╭─ DATA ENTRIES

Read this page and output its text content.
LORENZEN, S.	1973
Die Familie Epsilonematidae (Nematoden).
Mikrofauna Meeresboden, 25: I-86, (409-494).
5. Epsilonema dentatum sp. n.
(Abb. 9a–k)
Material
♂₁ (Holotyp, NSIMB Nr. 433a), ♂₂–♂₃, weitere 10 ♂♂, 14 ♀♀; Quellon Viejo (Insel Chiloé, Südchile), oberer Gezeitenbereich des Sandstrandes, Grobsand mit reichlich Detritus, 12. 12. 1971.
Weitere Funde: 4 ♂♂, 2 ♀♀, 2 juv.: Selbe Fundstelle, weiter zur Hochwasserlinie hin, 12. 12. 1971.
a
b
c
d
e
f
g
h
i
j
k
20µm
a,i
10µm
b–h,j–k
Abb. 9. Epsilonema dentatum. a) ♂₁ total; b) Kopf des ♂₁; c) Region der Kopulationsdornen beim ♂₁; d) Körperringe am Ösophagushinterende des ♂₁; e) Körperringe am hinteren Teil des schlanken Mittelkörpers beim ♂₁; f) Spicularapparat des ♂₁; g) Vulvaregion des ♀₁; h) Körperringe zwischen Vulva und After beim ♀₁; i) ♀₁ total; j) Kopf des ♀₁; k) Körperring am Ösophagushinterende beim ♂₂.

╰─

AIM OF THE TASK
Please quote every record above exactly as it appears.

SOLUTION
Read this page and output its text content.
LORENZEN, S.	1973
Die Familie Epsilonematidae (Nematoden).
Mikrofauna Meeresboden, 25: I-86, (409-494).
5. Epsilonema dentatum sp. n.
(Abb. 9a–k)
Material
♂₁ (Holotyp, NSIMB Nr. 433a), ♂₂–♂₃, weitere 10 ♂♂, 14 ♀♀; Quellon Viejo (Insel Chiloé, Südchile), oberer Gezeitenbereich des Sandstrandes, Grobsand mit reichlich Detritus, 12. 12. 1971.
Weitere Funde: 4 ♂♂, 2 ♀♀, 2 juv.: Selbe Fundstelle, weiter zur Hochwasserlinie hin, 12. 12. 1971.
a
b
c
d
e
f
g
h
i
j
k
20µm
a,i
10µm
b–h,j–k
Abb. 9. Epsilonema dentatum. a) ♂₁ total; b) Kopf des ♂₁; c) Region der Kopulationsdornen beim ♂₁; d) Körperringe am Ösophagushinterende des ♂₁; e) Körperringe am hinteren Teil des schlanken Mittelkörpers beim ♂₁; f) Spicularapparat des ♂₁; g) Vulvaregion des ♀₁; h) Körperringe zwischen Vulva und After beim ♀₁; i) ♀₁ total; j) Kopf des ♀₁; k) Körperring am Ösophagushinterende beim ♂₂.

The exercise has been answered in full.